Exercise goal =
Show all lines from the listing below that contain "hrdle".

Records for processing =
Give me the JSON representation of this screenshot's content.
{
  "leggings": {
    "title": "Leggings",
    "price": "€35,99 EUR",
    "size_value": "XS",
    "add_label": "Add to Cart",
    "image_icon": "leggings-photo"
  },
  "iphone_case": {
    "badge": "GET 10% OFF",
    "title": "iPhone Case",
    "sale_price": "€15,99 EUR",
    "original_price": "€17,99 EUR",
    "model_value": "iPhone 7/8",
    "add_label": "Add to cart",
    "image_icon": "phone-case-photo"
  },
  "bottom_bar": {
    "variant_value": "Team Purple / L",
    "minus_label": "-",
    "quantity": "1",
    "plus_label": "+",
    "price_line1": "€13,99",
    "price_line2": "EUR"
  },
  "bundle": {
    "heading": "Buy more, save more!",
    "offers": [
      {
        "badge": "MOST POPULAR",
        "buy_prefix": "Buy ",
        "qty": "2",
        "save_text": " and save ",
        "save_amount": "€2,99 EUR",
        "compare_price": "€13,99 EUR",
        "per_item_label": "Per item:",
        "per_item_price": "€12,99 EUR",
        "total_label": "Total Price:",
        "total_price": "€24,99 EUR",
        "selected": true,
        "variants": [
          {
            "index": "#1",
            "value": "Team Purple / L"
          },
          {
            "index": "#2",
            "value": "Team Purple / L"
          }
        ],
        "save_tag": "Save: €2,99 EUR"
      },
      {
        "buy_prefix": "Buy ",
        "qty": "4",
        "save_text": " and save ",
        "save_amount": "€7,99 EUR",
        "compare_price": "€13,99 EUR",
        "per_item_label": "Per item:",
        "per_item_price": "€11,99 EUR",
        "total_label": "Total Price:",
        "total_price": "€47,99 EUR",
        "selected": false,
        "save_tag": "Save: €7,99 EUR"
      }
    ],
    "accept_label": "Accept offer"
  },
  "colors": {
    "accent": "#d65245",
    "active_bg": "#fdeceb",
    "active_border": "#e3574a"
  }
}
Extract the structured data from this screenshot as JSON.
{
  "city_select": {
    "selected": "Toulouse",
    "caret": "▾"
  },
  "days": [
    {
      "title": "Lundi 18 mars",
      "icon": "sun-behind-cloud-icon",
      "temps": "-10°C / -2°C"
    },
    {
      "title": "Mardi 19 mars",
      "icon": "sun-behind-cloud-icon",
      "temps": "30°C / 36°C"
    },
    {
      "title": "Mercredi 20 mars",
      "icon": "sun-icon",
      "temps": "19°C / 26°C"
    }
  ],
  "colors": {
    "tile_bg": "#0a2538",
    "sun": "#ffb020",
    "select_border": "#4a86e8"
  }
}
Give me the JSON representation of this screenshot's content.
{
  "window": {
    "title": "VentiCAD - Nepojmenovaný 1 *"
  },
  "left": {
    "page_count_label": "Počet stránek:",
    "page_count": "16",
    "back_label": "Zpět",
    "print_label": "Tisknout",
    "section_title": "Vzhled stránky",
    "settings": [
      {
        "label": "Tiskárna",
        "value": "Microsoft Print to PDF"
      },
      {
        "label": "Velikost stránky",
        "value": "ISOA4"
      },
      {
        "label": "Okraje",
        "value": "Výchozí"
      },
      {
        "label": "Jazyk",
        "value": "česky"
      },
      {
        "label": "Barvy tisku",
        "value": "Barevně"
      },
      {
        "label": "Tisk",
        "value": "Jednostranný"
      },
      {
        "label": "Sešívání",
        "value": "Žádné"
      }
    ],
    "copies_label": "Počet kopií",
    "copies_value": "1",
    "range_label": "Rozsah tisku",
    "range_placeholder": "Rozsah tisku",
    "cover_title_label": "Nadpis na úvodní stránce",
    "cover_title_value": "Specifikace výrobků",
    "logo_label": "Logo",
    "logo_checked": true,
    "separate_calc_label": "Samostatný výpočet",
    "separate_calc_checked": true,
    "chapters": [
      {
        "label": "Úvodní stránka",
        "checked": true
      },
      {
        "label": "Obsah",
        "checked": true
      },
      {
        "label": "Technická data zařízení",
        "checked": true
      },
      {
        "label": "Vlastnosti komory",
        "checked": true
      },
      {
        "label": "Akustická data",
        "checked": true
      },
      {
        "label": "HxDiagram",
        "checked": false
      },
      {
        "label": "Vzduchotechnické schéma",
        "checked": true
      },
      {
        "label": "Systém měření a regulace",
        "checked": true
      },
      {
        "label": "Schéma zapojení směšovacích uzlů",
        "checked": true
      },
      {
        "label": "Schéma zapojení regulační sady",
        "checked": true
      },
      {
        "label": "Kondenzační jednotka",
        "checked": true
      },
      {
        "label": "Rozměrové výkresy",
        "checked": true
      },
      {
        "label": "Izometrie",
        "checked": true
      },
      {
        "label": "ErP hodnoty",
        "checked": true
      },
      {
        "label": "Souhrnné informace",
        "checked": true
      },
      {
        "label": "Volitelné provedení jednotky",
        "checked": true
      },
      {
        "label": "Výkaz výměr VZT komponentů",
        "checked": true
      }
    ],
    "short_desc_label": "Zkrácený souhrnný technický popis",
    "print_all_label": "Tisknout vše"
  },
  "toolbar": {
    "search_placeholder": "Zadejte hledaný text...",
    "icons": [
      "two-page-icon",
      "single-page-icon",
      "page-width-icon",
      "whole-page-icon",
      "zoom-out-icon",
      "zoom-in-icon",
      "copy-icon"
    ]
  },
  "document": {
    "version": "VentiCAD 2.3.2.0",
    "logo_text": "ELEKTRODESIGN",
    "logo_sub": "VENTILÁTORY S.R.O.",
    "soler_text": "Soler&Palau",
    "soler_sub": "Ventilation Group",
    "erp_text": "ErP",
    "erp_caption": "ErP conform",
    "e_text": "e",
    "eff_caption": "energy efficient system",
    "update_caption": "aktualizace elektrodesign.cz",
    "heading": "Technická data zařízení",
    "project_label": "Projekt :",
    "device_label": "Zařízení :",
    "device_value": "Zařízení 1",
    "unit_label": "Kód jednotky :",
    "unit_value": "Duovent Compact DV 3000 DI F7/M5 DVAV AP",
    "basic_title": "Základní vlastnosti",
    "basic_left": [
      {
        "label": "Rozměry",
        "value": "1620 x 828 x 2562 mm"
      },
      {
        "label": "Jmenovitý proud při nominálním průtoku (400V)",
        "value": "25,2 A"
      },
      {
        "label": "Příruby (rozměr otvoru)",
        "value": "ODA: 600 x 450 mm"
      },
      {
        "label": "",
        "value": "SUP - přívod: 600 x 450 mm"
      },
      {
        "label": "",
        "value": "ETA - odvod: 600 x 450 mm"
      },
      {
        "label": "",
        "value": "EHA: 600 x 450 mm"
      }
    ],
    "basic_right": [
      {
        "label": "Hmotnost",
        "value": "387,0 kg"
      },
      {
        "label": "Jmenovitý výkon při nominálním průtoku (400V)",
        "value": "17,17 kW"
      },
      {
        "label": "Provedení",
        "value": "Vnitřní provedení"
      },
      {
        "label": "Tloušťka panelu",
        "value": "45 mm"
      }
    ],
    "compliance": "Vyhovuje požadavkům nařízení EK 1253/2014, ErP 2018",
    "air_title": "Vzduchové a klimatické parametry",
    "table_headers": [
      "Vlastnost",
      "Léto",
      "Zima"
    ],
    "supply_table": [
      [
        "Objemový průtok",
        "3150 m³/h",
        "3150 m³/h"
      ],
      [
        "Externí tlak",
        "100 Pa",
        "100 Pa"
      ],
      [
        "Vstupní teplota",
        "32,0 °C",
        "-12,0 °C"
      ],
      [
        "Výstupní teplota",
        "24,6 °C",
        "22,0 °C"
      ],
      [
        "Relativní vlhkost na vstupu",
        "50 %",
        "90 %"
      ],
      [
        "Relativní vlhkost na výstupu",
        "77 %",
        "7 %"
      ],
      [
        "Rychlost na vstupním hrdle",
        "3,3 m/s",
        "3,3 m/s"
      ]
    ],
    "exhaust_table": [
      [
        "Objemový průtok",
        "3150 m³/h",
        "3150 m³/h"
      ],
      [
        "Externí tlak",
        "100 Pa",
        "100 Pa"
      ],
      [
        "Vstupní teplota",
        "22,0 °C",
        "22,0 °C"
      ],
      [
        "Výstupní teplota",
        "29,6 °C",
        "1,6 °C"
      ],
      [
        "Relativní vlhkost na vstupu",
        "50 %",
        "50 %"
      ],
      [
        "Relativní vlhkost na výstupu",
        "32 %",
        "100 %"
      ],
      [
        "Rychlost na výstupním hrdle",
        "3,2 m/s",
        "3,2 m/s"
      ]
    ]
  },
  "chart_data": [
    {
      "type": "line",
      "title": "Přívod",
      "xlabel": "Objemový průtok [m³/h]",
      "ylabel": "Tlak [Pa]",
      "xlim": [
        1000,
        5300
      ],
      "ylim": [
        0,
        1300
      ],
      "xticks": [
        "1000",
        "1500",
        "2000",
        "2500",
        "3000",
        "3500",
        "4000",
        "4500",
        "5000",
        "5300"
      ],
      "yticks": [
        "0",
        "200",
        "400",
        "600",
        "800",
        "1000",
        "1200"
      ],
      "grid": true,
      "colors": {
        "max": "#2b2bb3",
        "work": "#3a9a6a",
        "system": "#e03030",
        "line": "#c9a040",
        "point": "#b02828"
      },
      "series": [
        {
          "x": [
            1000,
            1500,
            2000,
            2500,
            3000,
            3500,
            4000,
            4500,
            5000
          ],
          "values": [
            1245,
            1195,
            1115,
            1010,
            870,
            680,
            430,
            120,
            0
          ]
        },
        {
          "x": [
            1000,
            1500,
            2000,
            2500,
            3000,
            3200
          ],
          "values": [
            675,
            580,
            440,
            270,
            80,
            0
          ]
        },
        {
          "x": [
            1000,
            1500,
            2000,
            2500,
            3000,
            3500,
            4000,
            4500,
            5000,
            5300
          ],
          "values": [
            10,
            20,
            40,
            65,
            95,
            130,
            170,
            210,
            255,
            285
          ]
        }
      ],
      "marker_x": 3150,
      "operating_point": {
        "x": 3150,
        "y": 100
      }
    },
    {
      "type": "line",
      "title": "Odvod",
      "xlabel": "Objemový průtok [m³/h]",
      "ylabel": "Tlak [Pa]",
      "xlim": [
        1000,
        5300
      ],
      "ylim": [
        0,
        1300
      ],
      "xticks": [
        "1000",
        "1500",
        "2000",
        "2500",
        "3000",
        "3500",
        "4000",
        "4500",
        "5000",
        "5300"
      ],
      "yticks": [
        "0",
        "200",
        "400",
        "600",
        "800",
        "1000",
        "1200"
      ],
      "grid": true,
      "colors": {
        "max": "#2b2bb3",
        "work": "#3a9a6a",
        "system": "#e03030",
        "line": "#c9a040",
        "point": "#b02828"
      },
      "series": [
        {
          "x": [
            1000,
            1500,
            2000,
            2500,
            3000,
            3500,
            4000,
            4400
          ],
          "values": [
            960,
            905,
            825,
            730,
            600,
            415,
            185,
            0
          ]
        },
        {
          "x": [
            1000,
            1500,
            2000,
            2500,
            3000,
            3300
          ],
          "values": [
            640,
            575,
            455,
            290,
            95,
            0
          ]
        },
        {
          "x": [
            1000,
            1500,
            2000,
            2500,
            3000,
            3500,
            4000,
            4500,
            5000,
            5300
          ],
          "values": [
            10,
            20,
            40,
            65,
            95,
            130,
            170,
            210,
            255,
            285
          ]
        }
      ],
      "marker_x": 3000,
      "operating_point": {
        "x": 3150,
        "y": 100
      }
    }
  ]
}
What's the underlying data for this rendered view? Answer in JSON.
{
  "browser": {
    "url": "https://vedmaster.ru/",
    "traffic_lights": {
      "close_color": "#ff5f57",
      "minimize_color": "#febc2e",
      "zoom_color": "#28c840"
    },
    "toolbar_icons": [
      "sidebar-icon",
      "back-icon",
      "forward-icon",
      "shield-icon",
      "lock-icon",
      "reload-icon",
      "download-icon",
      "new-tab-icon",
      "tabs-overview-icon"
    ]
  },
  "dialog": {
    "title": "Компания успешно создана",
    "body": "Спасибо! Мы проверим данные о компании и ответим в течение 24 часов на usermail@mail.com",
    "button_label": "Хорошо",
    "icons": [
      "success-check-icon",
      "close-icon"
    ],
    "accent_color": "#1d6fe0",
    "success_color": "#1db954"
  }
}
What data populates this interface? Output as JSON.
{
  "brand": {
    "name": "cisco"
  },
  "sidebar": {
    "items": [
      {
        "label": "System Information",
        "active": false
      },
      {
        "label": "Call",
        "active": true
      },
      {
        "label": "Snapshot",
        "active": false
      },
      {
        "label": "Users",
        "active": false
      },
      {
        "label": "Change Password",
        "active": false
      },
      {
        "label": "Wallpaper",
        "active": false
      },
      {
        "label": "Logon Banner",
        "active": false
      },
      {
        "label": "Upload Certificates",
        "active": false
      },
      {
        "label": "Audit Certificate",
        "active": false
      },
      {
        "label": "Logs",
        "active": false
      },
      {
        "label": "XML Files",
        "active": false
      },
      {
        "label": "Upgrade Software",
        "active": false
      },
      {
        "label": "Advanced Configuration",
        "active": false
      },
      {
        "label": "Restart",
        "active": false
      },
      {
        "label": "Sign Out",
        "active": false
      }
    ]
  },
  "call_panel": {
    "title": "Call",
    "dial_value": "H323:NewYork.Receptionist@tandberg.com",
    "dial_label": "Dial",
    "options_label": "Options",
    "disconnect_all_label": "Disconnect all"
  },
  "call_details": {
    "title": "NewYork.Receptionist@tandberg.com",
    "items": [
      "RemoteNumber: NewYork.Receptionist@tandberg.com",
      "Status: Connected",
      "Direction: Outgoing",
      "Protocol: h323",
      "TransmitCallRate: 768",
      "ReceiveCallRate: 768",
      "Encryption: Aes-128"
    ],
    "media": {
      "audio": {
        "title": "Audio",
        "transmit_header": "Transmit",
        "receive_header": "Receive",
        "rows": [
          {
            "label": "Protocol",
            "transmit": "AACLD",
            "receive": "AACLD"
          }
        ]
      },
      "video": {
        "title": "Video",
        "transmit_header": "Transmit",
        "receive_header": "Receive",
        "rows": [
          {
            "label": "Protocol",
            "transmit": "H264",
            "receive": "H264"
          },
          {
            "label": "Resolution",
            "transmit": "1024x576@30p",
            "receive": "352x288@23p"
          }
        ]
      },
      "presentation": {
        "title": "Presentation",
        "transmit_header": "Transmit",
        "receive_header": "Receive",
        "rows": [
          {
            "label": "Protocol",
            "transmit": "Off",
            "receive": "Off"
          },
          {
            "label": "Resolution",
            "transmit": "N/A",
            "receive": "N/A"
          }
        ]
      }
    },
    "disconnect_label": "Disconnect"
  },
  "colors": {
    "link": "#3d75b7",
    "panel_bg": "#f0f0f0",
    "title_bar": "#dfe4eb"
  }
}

Reply to the task =
        "Rychlost na vstupním hrdle",
        "Rychlost na výstupním hrdle",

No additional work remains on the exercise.